Stored data:
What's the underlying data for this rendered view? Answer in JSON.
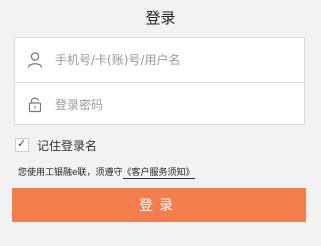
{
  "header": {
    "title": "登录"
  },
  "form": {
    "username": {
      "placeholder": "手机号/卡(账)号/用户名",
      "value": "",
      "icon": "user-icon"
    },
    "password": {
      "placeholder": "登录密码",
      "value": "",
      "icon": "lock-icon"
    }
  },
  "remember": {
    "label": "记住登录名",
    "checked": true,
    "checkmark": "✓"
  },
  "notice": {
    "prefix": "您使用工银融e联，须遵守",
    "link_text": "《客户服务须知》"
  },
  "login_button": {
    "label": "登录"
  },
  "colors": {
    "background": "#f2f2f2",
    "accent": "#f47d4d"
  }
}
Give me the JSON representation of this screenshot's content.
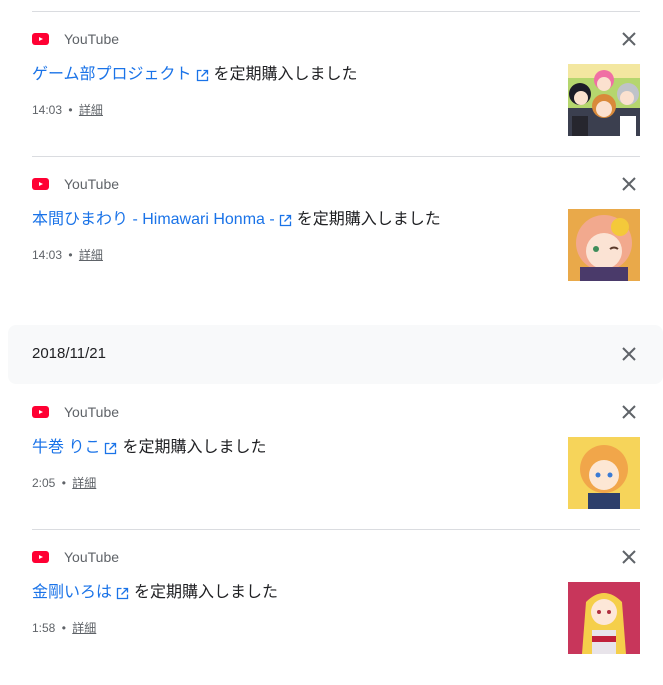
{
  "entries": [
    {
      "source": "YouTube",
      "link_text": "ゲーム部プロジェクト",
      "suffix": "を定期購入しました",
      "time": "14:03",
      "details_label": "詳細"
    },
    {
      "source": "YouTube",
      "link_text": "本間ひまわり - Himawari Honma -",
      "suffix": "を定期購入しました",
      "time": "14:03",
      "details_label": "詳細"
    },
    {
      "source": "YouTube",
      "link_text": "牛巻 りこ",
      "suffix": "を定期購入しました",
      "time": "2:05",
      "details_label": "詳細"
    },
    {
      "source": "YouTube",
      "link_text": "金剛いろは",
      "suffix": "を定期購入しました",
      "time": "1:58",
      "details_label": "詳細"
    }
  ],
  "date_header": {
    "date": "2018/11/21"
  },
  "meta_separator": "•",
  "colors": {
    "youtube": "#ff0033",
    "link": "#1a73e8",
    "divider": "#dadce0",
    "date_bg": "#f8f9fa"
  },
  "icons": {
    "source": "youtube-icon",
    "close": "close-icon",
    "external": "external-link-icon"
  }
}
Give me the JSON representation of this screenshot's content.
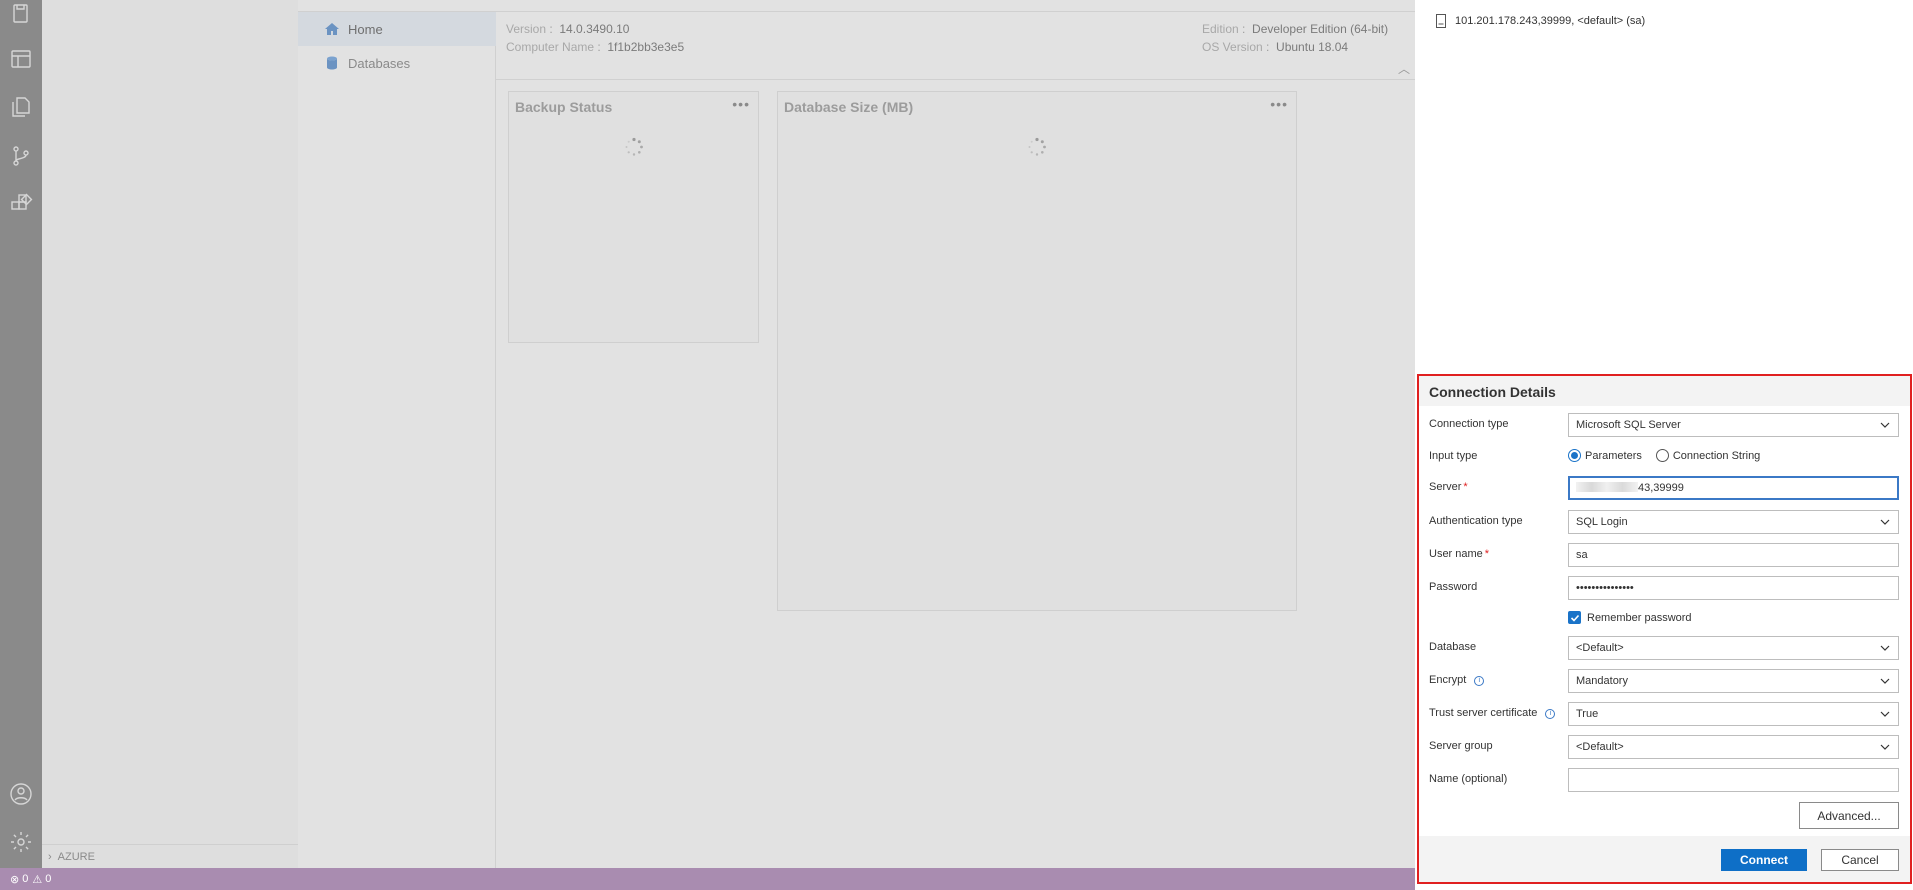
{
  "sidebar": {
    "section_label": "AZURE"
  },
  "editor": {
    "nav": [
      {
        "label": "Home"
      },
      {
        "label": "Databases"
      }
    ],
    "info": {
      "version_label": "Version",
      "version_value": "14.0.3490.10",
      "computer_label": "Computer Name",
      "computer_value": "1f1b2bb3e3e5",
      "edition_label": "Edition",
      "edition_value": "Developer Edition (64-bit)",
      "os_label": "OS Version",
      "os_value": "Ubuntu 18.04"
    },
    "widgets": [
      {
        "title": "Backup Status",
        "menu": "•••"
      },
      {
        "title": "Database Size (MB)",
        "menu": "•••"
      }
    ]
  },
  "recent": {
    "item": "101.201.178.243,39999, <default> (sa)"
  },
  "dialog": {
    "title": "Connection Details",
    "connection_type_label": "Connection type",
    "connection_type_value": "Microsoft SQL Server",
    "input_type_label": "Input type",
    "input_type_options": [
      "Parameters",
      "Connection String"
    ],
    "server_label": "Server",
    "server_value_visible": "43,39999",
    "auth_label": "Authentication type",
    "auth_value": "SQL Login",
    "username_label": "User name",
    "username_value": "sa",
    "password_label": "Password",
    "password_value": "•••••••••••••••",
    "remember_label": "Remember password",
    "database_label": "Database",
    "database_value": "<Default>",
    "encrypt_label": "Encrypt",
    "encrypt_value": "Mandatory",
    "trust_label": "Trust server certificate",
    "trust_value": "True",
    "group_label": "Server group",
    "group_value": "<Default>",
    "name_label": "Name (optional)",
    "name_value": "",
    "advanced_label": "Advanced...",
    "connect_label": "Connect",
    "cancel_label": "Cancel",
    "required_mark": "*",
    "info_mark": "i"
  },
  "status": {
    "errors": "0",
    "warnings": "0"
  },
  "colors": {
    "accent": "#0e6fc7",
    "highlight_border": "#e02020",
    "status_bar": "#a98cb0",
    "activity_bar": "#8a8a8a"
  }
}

# What to do:
Print the listing above in full, exactly as written. Omit any pictures.

# Answer to this task:
What's the underlying data for this rendered view? Answer in JSON.
{
  "header": {
    "title": "登录"
  },
  "form": {
    "username": {
      "placeholder": "手机号/卡(账)号/用户名",
      "value": "",
      "icon": "user-icon"
    },
    "password": {
      "placeholder": "登录密码",
      "value": "",
      "icon": "lock-icon"
    }
  },
  "remember": {
    "label": "记住登录名",
    "checked": true,
    "checkmark": "✓"
  },
  "notice": {
    "prefix": "您使用工银融e联，须遵守",
    "link_text": "《客户服务须知》"
  },
  "login_button": {
    "label": "登录"
  },
  "colors": {
    "background": "#f2f2f2",
    "accent": "#f47d4d"
  }
}
Give me the JSON representation of this screenshot's content.
{
  "entries": [
    {
      "source": "YouTube",
      "link_text": "ゲーム部プロジェクト",
      "suffix": "を定期購入しました",
      "time": "14:03",
      "details_label": "詳細"
    },
    {
      "source": "YouTube",
      "link_text": "本間ひまわり - Himawari Honma -",
      "suffix": "を定期購入しました",
      "time": "14:03",
      "details_label": "詳細"
    },
    {
      "source": "YouTube",
      "link_text": "牛巻 りこ",
      "suffix": "を定期購入しました",
      "time": "2:05",
      "details_label": "詳細"
    },
    {
      "source": "YouTube",
      "link_text": "金剛いろは",
      "suffix": "を定期購入しました",
      "time": "1:58",
      "details_label": "詳細"
    }
  ],
  "date_header": {
    "date": "2018/11/21"
  },
  "meta_separator": "•",
  "colors": {
    "youtube": "#ff0033",
    "link": "#1a73e8",
    "divider": "#dadce0",
    "date_bg": "#f8f9fa"
  },
  "icons": {
    "source": "youtube-icon",
    "close": "close-icon",
    "external": "external-link-icon"
  }
}
Give me the JSON representation of this screenshot's content.
{
  "sidebar": {
    "section_label": "AZURE"
  },
  "editor": {
    "nav": [
      {
        "label": "Home"
      },
      {
        "label": "Databases"
      }
    ],
    "info": {
      "version_label": "Version",
      "version_value": "14.0.3490.10",
      "computer_label": "Computer Name",
      "computer_value": "1f1b2bb3e3e5",
      "edition_label": "Edition",
      "edition_value": "Developer Edition (64-bit)",
      "os_label": "OS Version",
      "os_value": "Ubuntu 18.04"
    },
    "widgets": [
      {
        "title": "Backup Status",
        "menu": "•••"
      },
      {
        "title": "Database Size (MB)",
        "menu": "•••"
      }
    ]
  },
  "recent": {
    "item": "101.201.178.243,39999, <default> (sa)"
  },
  "dialog": {
    "title": "Connection Details",
    "connection_type_label": "Connection type",
    "connection_type_value": "Microsoft SQL Server",
    "input_type_label": "Input type",
    "input_type_options": [
      "Parameters",
      "Connection String"
    ],
    "server_label": "Server",
    "server_value_visible": "43,39999",
    "auth_label": "Authentication type",
    "auth_value": "SQL Login",
    "username_label": "User name",
    "username_value": "sa",
    "password_label": "Password",
    "password_value": "•••••••••••••••",
    "remember_label": "Remember password",
    "database_label": "Database",
    "database_value": "<Default>",
    "encrypt_label": "Encrypt",
    "encrypt_value": "Mandatory",
    "trust_label": "Trust server certificate",
    "trust_value": "True",
    "group_label": "Server group",
    "group_value": "<Default>",
    "name_label": "Name (optional)",
    "name_value": "",
    "advanced_label": "Advanced...",
    "connect_label": "Connect",
    "cancel_label": "Cancel",
    "required_mark": "*",
    "info_mark": "i"
  },
  "status": {
    "errors": "0",
    "warnings": "0"
  },
  "colors": {
    "accent": "#0e6fc7",
    "highlight_border": "#e02020",
    "status_bar": "#a98cb0",
    "activity_bar": "#8a8a8a"
  }
}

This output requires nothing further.